• [What the exercise asks]: Copy out all lines where "ylabel" appears.

## START

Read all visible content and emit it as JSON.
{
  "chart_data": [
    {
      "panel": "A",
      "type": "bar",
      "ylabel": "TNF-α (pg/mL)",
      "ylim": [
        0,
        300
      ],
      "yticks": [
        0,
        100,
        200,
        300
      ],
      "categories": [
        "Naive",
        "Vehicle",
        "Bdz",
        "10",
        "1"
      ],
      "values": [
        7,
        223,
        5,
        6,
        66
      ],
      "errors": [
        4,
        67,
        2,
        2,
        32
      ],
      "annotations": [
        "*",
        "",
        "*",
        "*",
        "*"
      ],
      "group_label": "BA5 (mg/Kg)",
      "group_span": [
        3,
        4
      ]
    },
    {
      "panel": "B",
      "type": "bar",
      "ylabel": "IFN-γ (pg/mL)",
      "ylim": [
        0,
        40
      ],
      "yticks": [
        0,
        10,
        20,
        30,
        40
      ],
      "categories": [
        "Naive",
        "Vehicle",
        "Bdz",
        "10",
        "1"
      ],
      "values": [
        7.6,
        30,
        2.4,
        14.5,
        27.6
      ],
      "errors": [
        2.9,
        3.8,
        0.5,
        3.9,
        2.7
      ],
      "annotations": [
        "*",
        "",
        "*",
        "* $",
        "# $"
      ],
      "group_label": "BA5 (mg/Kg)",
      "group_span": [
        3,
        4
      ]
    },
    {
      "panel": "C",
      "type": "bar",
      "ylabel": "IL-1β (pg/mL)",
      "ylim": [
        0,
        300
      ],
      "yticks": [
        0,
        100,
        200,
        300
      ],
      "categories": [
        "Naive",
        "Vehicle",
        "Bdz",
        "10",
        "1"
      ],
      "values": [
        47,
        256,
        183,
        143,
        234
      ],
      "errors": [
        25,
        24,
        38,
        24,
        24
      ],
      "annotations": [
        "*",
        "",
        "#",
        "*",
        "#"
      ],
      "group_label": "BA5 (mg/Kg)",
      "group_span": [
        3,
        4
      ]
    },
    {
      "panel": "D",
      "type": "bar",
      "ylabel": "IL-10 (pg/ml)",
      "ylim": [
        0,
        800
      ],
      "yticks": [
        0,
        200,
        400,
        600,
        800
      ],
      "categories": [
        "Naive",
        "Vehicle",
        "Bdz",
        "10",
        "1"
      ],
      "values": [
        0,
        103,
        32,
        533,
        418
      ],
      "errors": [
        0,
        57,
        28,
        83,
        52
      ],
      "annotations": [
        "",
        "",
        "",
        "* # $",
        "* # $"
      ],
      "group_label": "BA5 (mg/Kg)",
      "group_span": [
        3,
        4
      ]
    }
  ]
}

## END

• [Output]:
      "ylabel": "TNF-α (pg/mL)",
      "ylabel": "IFN-γ (pg/mL)",
      "ylabel": "IL-1β (pg/mL)",
      "ylabel": "IL-10 (pg/ml)",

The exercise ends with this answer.